** start **

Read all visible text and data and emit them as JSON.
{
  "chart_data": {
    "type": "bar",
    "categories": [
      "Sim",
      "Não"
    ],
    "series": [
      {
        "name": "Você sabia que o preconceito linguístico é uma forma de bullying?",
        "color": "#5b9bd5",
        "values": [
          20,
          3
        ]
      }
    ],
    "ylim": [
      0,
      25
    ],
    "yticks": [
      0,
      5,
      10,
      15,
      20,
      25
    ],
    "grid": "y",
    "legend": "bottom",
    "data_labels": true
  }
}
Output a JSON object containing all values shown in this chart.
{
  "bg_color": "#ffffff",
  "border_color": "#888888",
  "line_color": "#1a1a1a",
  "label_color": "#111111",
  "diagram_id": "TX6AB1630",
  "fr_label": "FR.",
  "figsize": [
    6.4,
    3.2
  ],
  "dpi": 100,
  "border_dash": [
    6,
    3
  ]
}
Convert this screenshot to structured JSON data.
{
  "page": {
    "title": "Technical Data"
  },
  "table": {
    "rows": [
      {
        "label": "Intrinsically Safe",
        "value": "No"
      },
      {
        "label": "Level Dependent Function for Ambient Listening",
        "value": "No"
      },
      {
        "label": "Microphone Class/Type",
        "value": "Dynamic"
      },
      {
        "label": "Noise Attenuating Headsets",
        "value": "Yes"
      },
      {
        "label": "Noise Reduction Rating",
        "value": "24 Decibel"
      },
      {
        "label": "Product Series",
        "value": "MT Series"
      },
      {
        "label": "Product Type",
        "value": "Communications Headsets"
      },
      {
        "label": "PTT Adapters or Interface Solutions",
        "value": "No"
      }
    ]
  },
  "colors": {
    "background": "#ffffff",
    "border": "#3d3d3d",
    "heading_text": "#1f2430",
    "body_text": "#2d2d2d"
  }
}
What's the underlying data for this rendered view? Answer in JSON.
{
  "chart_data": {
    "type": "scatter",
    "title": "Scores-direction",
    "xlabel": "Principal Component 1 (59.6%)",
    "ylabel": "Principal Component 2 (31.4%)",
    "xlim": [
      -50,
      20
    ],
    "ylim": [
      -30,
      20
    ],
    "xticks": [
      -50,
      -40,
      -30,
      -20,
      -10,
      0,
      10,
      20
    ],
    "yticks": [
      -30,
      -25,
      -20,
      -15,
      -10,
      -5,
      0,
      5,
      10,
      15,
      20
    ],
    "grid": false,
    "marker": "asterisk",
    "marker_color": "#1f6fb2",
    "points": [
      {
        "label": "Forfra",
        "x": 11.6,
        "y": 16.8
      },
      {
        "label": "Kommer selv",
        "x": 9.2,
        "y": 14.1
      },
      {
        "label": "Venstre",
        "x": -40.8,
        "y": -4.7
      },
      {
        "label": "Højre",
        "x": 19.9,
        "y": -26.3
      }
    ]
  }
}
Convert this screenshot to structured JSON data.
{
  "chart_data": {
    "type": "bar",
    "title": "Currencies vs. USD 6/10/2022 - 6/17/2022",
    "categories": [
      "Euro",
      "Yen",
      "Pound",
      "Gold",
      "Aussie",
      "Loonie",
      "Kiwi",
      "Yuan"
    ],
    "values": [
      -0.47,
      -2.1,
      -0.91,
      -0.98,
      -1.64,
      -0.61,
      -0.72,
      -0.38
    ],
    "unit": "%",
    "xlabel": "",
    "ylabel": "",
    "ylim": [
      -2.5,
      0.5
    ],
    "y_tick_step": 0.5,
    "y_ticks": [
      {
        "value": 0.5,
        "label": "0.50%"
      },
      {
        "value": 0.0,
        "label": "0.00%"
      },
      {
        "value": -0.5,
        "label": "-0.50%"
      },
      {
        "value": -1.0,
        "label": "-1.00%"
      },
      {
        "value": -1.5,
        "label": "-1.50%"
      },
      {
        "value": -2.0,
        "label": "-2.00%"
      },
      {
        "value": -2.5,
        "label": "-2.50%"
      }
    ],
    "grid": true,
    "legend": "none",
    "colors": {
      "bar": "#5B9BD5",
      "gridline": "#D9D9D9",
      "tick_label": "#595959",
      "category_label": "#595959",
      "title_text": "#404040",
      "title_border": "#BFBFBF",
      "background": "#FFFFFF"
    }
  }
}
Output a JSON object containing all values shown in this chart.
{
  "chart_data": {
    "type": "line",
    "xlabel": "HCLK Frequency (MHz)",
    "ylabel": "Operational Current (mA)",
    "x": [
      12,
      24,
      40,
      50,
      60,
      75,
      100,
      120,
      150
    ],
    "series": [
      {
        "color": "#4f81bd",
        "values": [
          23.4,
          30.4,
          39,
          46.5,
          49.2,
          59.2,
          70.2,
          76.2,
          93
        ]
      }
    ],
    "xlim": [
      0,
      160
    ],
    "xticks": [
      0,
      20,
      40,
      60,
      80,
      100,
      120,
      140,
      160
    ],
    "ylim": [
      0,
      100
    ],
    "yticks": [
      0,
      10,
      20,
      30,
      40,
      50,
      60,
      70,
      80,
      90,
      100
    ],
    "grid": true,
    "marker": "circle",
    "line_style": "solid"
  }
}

** end **

▸ YOUR OBJECTIVE: Reproduce the material above exactly; please quote every line of it.

▸ EXERCISE RESULT:
Read all visible text and data and emit them as JSON.
{
  "chart_data": {
    "type": "bar",
    "categories": [
      "Sim",
      "Não"
    ],
    "series": [
      {
        "name": "Você sabia que o preconceito linguístico é uma forma de bullying?",
        "color": "#5b9bd5",
        "values": [
          20,
          3
        ]
      }
    ],
    "ylim": [
      0,
      25
    ],
    "yticks": [
      0,
      5,
      10,
      15,
      20,
      25
    ],
    "grid": "y",
    "legend": "bottom",
    "data_labels": true
  }
}
Output a JSON object containing all values shown in this chart.
{
  "bg_color": "#ffffff",
  "border_color": "#888888",
  "line_color": "#1a1a1a",
  "label_color": "#111111",
  "diagram_id": "TX6AB1630",
  "fr_label": "FR.",
  "figsize": [
    6.4,
    3.2
  ],
  "dpi": 100,
  "border_dash": [
    6,
    3
  ]
}
Convert this screenshot to structured JSON data.
{
  "page": {
    "title": "Technical Data"
  },
  "table": {
    "rows": [
      {
        "label": "Intrinsically Safe",
        "value": "No"
      },
      {
        "label": "Level Dependent Function for Ambient Listening",
        "value": "No"
      },
      {
        "label": "Microphone Class/Type",
        "value": "Dynamic"
      },
      {
        "label": "Noise Attenuating Headsets",
        "value": "Yes"
      },
      {
        "label": "Noise Reduction Rating",
        "value": "24 Decibel"
      },
      {
        "label": "Product Series",
        "value": "MT Series"
      },
      {
        "label": "Product Type",
        "value": "Communications Headsets"
      },
      {
        "label": "PTT Adapters or Interface Solutions",
        "value": "No"
      }
    ]
  },
  "colors": {
    "background": "#ffffff",
    "border": "#3d3d3d",
    "heading_text": "#1f2430",
    "body_text": "#2d2d2d"
  }
}
What's the underlying data for this rendered view? Answer in JSON.
{
  "chart_data": {
    "type": "scatter",
    "title": "Scores-direction",
    "xlabel": "Principal Component 1 (59.6%)",
    "ylabel": "Principal Component 2 (31.4%)",
    "xlim": [
      -50,
      20
    ],
    "ylim": [
      -30,
      20
    ],
    "xticks": [
      -50,
      -40,
      -30,
      -20,
      -10,
      0,
      10,
      20
    ],
    "yticks": [
      -30,
      -25,
      -20,
      -15,
      -10,
      -5,
      0,
      5,
      10,
      15,
      20
    ],
    "grid": false,
    "marker": "asterisk",
    "marker_color": "#1f6fb2",
    "points": [
      {
        "label": "Forfra",
        "x": 11.6,
        "y": 16.8
      },
      {
        "label": "Kommer selv",
        "x": 9.2,
        "y": 14.1
      },
      {
        "label": "Venstre",
        "x": -40.8,
        "y": -4.7
      },
      {
        "label": "Højre",
        "x": 19.9,
        "y": -26.3
      }
    ]
  }
}
Convert this screenshot to structured JSON data.
{
  "chart_data": {
    "type": "bar",
    "title": "Currencies vs. USD 6/10/2022 - 6/17/2022",
    "categories": [
      "Euro",
      "Yen",
      "Pound",
      "Gold",
      "Aussie",
      "Loonie",
      "Kiwi",
      "Yuan"
    ],
    "values": [
      -0.47,
      -2.1,
      -0.91,
      -0.98,
      -1.64,
      -0.61,
      -0.72,
      -0.38
    ],
    "unit": "%",
    "xlabel": "",
    "ylabel": "",
    "ylim": [
      -2.5,
      0.5
    ],
    "y_tick_step": 0.5,
    "y_ticks": [
      {
        "value": 0.5,
        "label": "0.50%"
      },
      {
        "value": 0.0,
        "label": "0.00%"
      },
      {
        "value": -0.5,
        "label": "-0.50%"
      },
      {
        "value": -1.0,
        "label": "-1.00%"
      },
      {
        "value": -1.5,
        "label": "-1.50%"
      },
      {
        "value": -2.0,
        "label": "-2.00%"
      },
      {
        "value": -2.5,
        "label": "-2.50%"
      }
    ],
    "grid": true,
    "legend": "none",
    "colors": {
      "bar": "#5B9BD5",
      "gridline": "#D9D9D9",
      "tick_label": "#595959",
      "category_label": "#595959",
      "title_text": "#404040",
      "title_border": "#BFBFBF",
      "background": "#FFFFFF"
    }
  }
}
Output a JSON object containing all values shown in this chart.
{
  "chart_data": {
    "type": "line",
    "xlabel": "HCLK Frequency (MHz)",
    "ylabel": "Operational Current (mA)",
    "x": [
      12,
      24,
      40,
      50,
      60,
      75,
      100,
      120,
      150
    ],
    "series": [
      {
        "color": "#4f81bd",
        "values": [
          23.4,
          30.4,
          39,
          46.5,
          49.2,
          59.2,
          70.2,
          76.2,
          93
        ]
      }
    ],
    "xlim": [
      0,
      160
    ],
    "xticks": [
      0,
      20,
      40,
      60,
      80,
      100,
      120,
      140,
      160
    ],
    "ylim": [
      0,
      100
    ],
    "yticks": [
      0,
      10,
      20,
      30,
      40,
      50,
      60,
      70,
      80,
      90,
      100
    ],
    "grid": true,
    "marker": "circle",
    "line_style": "solid"
  }
}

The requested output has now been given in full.